====== Exercise materials ======
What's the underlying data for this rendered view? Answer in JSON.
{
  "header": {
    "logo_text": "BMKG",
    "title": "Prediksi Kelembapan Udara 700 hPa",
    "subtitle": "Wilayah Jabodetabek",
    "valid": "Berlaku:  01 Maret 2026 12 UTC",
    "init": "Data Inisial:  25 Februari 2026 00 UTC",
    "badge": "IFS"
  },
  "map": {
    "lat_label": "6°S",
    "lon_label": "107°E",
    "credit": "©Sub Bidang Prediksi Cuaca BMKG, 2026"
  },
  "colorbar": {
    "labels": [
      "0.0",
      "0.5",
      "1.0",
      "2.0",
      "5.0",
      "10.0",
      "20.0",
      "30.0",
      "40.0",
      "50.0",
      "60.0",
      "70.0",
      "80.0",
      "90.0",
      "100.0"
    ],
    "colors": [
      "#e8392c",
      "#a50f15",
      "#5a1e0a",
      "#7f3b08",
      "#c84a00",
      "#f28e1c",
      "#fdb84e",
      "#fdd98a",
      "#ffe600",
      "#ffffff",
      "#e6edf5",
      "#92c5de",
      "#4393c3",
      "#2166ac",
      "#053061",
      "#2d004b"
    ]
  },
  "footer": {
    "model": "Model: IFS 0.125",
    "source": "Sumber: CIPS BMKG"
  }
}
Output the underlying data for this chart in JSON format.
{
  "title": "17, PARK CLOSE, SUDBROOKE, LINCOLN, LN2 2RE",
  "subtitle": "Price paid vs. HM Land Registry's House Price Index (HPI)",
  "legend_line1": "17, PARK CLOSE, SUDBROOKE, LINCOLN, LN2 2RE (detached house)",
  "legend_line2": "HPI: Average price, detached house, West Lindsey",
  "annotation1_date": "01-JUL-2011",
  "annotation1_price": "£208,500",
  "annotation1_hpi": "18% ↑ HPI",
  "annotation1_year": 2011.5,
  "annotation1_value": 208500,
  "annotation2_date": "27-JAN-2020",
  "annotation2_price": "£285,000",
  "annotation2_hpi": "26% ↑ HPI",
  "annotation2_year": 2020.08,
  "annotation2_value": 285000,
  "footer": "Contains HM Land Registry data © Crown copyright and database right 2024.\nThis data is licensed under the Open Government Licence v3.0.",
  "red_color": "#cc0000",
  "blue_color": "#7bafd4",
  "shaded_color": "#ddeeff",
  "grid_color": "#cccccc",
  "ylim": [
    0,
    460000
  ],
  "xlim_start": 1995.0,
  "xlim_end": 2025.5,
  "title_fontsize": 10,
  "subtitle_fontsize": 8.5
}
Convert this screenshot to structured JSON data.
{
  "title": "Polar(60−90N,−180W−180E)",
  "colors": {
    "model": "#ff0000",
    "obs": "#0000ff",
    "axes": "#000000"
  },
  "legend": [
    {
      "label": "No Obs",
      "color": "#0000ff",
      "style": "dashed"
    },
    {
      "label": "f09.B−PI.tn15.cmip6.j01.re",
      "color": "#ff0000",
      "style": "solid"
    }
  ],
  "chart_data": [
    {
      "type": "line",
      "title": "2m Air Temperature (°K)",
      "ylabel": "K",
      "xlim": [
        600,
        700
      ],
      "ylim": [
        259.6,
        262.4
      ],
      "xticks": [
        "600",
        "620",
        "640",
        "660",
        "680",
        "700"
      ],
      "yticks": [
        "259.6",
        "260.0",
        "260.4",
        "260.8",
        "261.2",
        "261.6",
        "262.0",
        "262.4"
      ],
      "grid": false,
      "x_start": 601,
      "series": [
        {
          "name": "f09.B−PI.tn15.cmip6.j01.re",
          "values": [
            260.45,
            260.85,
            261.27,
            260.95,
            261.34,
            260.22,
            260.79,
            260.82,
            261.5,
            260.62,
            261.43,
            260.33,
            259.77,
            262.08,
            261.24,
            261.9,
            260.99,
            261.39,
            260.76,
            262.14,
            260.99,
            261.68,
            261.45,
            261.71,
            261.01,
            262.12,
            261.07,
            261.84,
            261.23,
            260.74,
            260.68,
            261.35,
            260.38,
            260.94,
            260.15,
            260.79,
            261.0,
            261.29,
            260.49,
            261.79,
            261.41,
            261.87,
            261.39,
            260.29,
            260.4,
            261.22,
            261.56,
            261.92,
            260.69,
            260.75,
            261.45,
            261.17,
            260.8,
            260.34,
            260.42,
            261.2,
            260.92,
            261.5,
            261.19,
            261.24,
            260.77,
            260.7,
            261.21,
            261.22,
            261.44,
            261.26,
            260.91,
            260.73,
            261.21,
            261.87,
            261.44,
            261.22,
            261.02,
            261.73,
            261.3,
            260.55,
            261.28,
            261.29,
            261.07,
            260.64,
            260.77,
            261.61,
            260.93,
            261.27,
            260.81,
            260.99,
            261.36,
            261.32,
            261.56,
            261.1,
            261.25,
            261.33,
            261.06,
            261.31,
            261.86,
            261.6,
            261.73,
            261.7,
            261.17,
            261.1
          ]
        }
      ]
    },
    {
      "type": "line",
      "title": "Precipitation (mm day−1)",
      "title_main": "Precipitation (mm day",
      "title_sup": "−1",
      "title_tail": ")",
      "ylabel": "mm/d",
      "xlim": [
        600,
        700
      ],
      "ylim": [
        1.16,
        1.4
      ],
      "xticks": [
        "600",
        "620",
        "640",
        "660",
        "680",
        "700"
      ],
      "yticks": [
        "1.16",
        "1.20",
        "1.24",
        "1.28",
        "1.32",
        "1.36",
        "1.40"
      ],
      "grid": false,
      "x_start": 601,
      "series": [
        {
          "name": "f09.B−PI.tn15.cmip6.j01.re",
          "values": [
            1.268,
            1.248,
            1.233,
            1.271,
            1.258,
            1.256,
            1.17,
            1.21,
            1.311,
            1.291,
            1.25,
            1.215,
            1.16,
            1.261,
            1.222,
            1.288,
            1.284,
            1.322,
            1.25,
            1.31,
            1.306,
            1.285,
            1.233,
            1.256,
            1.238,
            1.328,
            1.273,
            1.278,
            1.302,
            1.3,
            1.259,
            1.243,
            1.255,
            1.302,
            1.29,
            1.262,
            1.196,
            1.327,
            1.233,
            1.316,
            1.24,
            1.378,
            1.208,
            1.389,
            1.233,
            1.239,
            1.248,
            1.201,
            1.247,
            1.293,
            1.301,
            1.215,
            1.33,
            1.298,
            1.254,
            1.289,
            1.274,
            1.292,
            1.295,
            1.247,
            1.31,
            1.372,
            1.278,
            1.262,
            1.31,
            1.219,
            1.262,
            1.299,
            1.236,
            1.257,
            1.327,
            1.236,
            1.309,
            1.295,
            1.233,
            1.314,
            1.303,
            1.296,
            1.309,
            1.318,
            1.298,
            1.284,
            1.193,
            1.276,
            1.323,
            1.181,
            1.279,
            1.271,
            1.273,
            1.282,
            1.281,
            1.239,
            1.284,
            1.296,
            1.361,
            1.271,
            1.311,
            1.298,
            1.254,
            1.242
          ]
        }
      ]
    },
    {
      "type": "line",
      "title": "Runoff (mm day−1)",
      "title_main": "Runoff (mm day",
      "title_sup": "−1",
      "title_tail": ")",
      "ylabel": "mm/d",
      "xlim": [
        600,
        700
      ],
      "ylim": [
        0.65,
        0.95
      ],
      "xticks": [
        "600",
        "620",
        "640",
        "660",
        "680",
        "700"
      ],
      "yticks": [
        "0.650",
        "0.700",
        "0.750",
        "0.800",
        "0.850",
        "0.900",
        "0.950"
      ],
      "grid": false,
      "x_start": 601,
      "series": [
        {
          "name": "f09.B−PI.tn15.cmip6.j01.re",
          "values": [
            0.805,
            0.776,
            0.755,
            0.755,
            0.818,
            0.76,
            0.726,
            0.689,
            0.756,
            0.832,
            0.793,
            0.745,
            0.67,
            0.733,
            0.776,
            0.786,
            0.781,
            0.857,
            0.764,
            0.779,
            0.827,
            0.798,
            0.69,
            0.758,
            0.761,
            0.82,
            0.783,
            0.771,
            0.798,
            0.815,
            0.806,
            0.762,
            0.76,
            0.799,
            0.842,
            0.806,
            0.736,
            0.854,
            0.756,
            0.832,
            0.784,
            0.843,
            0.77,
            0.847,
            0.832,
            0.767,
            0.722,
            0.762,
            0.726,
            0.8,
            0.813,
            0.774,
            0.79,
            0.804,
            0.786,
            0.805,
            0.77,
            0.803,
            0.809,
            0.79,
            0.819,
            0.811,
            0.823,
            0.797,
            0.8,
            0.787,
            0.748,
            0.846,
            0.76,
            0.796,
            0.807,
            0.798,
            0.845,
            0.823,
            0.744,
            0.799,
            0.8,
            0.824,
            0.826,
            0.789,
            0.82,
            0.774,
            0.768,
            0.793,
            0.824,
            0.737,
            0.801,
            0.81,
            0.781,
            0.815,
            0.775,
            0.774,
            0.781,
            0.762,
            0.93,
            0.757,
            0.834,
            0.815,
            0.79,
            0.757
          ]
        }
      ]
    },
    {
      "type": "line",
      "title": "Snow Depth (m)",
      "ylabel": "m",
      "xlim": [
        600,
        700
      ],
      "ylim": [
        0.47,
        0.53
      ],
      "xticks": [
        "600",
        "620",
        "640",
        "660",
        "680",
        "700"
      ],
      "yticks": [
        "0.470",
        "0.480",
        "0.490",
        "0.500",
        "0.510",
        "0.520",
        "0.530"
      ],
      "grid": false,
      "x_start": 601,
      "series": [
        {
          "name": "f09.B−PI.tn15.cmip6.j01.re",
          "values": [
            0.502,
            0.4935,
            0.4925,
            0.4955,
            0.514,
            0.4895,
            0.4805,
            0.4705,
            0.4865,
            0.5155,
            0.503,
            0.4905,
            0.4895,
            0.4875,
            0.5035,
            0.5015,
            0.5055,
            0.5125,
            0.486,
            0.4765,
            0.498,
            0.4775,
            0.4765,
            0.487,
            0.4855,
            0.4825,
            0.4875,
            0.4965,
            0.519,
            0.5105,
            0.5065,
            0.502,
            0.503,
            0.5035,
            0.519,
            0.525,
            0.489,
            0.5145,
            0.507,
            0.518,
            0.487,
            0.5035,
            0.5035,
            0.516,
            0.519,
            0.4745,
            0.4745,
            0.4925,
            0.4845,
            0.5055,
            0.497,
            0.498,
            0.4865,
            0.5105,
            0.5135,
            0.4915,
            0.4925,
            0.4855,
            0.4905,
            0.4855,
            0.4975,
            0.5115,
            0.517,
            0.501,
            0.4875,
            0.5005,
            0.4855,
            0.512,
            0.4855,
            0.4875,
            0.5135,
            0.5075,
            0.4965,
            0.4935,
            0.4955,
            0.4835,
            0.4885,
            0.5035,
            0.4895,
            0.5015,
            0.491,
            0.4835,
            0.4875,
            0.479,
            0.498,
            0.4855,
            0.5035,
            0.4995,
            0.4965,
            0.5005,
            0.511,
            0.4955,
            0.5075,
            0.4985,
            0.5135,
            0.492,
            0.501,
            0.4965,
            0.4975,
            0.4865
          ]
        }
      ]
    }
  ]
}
======
### Set problem
Of the lines in the entries above, how many include "LINCOLN"? Only the number should be given.

### Task answer
2